▶ [TASK TO COMPLETE]: Write out the entries verbatim and leave the images out of the copy.

▶ [RECORDS PROVIDED]:
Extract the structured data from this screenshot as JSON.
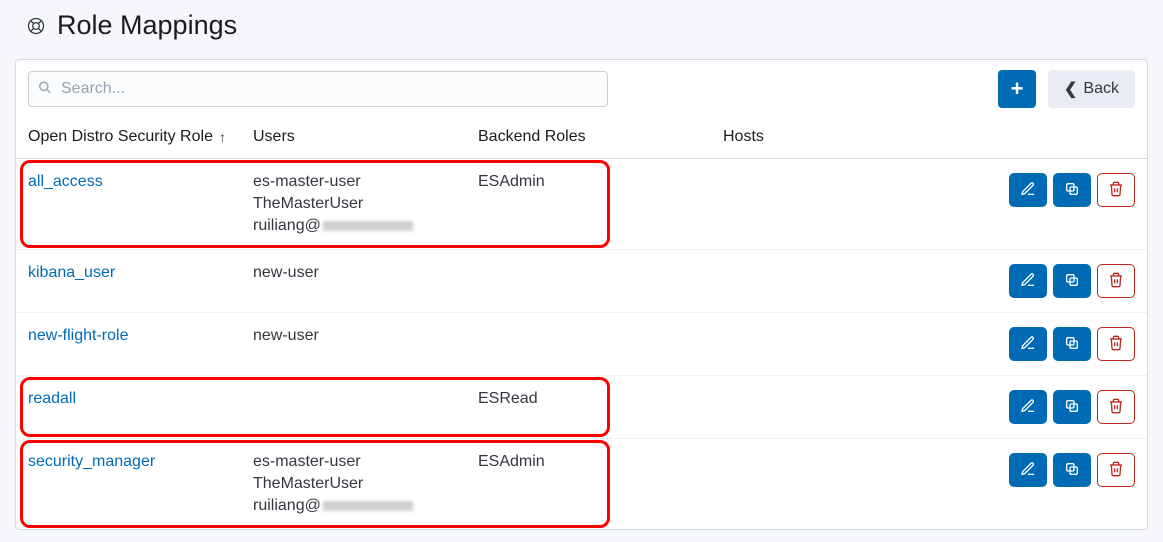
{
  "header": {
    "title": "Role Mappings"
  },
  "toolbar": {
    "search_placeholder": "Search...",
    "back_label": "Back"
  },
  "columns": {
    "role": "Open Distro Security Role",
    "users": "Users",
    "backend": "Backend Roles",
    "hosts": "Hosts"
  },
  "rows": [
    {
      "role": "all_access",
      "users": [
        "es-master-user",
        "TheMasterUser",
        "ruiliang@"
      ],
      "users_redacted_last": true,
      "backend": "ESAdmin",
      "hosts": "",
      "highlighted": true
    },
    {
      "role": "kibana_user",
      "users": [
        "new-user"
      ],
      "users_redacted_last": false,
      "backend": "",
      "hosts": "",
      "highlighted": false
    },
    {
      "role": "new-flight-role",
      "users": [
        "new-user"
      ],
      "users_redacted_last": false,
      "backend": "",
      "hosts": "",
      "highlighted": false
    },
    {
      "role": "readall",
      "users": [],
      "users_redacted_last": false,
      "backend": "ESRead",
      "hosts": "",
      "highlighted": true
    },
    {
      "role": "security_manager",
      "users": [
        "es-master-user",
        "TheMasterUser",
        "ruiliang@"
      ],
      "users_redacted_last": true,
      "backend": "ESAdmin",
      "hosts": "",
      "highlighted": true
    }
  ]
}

▶ [RESULT]:
Extract the structured data from this screenshot as JSON.
{
  "header": {
    "title": "Role Mappings"
  },
  "toolbar": {
    "search_placeholder": "Search...",
    "back_label": "Back"
  },
  "columns": {
    "role": "Open Distro Security Role",
    "users": "Users",
    "backend": "Backend Roles",
    "hosts": "Hosts"
  },
  "rows": [
    {
      "role": "all_access",
      "users": [
        "es-master-user",
        "TheMasterUser",
        "ruiliang@"
      ],
      "users_redacted_last": true,
      "backend": "ESAdmin",
      "hosts": "",
      "highlighted": true
    },
    {
      "role": "kibana_user",
      "users": [
        "new-user"
      ],
      "users_redacted_last": false,
      "backend": "",
      "hosts": "",
      "highlighted": false
    },
    {
      "role": "new-flight-role",
      "users": [
        "new-user"
      ],
      "users_redacted_last": false,
      "backend": "",
      "hosts": "",
      "highlighted": false
    },
    {
      "role": "readall",
      "users": [],
      "users_redacted_last": false,
      "backend": "ESRead",
      "hosts": "",
      "highlighted": true
    },
    {
      "role": "security_manager",
      "users": [
        "es-master-user",
        "TheMasterUser",
        "ruiliang@"
      ],
      "users_redacted_last": true,
      "backend": "ESAdmin",
      "hosts": "",
      "highlighted": true
    }
  ]
}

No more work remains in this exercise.